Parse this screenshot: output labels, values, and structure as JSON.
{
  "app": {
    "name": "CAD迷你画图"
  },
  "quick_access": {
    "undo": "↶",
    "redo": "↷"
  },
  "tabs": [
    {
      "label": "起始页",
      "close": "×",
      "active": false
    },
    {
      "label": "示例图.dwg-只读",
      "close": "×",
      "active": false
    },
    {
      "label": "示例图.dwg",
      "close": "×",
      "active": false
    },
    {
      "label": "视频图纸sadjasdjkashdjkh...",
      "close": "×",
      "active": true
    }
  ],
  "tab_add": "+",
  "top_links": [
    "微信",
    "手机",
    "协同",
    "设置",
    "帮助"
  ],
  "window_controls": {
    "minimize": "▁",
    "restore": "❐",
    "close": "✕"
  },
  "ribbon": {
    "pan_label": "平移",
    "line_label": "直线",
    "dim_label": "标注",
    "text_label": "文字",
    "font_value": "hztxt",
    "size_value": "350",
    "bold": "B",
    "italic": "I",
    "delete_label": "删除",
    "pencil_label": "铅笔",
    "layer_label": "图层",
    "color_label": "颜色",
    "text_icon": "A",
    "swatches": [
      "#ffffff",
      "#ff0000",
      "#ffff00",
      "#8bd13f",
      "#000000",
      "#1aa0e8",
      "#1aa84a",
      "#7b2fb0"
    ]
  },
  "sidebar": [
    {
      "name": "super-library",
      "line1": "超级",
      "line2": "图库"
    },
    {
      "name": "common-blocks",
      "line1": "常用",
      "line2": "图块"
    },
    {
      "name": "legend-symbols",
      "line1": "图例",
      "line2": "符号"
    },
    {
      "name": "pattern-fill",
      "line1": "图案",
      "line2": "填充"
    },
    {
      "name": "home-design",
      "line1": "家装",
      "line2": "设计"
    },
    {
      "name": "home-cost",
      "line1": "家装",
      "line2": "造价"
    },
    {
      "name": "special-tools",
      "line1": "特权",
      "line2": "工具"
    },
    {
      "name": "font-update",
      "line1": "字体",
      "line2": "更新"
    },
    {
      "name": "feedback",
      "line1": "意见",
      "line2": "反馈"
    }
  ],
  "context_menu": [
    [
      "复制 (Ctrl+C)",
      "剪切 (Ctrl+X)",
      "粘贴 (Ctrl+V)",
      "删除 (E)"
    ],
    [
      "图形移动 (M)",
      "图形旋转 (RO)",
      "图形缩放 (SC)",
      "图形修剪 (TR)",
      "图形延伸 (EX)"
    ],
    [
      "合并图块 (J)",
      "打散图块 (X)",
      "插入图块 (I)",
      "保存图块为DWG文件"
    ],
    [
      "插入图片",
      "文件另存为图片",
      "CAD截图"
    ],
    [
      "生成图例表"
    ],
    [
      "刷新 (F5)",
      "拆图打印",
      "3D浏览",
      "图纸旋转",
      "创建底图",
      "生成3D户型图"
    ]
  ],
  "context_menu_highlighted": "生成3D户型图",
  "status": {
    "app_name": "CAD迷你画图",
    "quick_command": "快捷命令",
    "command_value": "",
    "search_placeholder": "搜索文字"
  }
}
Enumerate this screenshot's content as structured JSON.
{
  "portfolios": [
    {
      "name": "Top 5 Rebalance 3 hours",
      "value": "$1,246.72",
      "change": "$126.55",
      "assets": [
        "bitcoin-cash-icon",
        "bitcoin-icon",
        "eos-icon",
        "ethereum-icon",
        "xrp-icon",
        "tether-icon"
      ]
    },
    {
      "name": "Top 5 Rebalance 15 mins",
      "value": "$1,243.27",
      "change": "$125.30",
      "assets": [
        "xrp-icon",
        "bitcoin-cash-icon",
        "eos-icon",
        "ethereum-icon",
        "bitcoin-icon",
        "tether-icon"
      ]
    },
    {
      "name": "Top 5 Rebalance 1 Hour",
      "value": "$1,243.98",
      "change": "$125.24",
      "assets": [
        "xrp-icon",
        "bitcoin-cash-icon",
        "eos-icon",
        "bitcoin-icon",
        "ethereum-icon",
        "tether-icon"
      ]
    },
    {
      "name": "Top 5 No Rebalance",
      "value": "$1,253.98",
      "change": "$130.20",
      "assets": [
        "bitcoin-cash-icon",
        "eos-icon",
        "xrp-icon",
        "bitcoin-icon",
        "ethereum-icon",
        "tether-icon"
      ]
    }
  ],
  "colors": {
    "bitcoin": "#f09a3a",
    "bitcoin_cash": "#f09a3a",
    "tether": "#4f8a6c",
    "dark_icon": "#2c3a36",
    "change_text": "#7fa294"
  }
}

________

■ **Directive**: Each record above must be given again exactly.

■ **Task solution**:
Parse this screenshot: output labels, values, and structure as JSON.
{
  "app": {
    "name": "CAD迷你画图"
  },
  "quick_access": {
    "undo": "↶",
    "redo": "↷"
  },
  "tabs": [
    {
      "label": "起始页",
      "close": "×",
      "active": false
    },
    {
      "label": "示例图.dwg-只读",
      "close": "×",
      "active": false
    },
    {
      "label": "示例图.dwg",
      "close": "×",
      "active": false
    },
    {
      "label": "视频图纸sadjasdjkashdjkh...",
      "close": "×",
      "active": true
    }
  ],
  "tab_add": "+",
  "top_links": [
    "微信",
    "手机",
    "协同",
    "设置",
    "帮助"
  ],
  "window_controls": {
    "minimize": "▁",
    "restore": "❐",
    "close": "✕"
  },
  "ribbon": {
    "pan_label": "平移",
    "line_label": "直线",
    "dim_label": "标注",
    "text_label": "文字",
    "font_value": "hztxt",
    "size_value": "350",
    "bold": "B",
    "italic": "I",
    "delete_label": "删除",
    "pencil_label": "铅笔",
    "layer_label": "图层",
    "color_label": "颜色",
    "text_icon": "A",
    "swatches": [
      "#ffffff",
      "#ff0000",
      "#ffff00",
      "#8bd13f",
      "#000000",
      "#1aa0e8",
      "#1aa84a",
      "#7b2fb0"
    ]
  },
  "sidebar": [
    {
      "name": "super-library",
      "line1": "超级",
      "line2": "图库"
    },
    {
      "name": "common-blocks",
      "line1": "常用",
      "line2": "图块"
    },
    {
      "name": "legend-symbols",
      "line1": "图例",
      "line2": "符号"
    },
    {
      "name": "pattern-fill",
      "line1": "图案",
      "line2": "填充"
    },
    {
      "name": "home-design",
      "line1": "家装",
      "line2": "设计"
    },
    {
      "name": "home-cost",
      "line1": "家装",
      "line2": "造价"
    },
    {
      "name": "special-tools",
      "line1": "特权",
      "line2": "工具"
    },
    {
      "name": "font-update",
      "line1": "字体",
      "line2": "更新"
    },
    {
      "name": "feedback",
      "line1": "意见",
      "line2": "反馈"
    }
  ],
  "context_menu": [
    [
      "复制 (Ctrl+C)",
      "剪切 (Ctrl+X)",
      "粘贴 (Ctrl+V)",
      "删除 (E)"
    ],
    [
      "图形移动 (M)",
      "图形旋转 (RO)",
      "图形缩放 (SC)",
      "图形修剪 (TR)",
      "图形延伸 (EX)"
    ],
    [
      "合并图块 (J)",
      "打散图块 (X)",
      "插入图块 (I)",
      "保存图块为DWG文件"
    ],
    [
      "插入图片",
      "文件另存为图片",
      "CAD截图"
    ],
    [
      "生成图例表"
    ],
    [
      "刷新 (F5)",
      "拆图打印",
      "3D浏览",
      "图纸旋转",
      "创建底图",
      "生成3D户型图"
    ]
  ],
  "context_menu_highlighted": "生成3D户型图",
  "status": {
    "app_name": "CAD迷你画图",
    "quick_command": "快捷命令",
    "command_value": "",
    "search_placeholder": "搜索文字"
  }
}
Enumerate this screenshot's content as structured JSON.
{
  "portfolios": [
    {
      "name": "Top 5 Rebalance 3 hours",
      "value": "$1,246.72",
      "change": "$126.55",
      "assets": [
        "bitcoin-cash-icon",
        "bitcoin-icon",
        "eos-icon",
        "ethereum-icon",
        "xrp-icon",
        "tether-icon"
      ]
    },
    {
      "name": "Top 5 Rebalance 15 mins",
      "value": "$1,243.27",
      "change": "$125.30",
      "assets": [
        "xrp-icon",
        "bitcoin-cash-icon",
        "eos-icon",
        "ethereum-icon",
        "bitcoin-icon",
        "tether-icon"
      ]
    },
    {
      "name": "Top 5 Rebalance 1 Hour",
      "value": "$1,243.98",
      "change": "$125.24",
      "assets": [
        "xrp-icon",
        "bitcoin-cash-icon",
        "eos-icon",
        "bitcoin-icon",
        "ethereum-icon",
        "tether-icon"
      ]
    },
    {
      "name": "Top 5 No Rebalance",
      "value": "$1,253.98",
      "change": "$130.20",
      "assets": [
        "bitcoin-cash-icon",
        "eos-icon",
        "xrp-icon",
        "bitcoin-icon",
        "ethereum-icon",
        "tether-icon"
      ]
    }
  ],
  "colors": {
    "bitcoin": "#f09a3a",
    "bitcoin_cash": "#f09a3a",
    "tether": "#4f8a6c",
    "dark_icon": "#2c3a36",
    "change_text": "#7fa294"
  }
}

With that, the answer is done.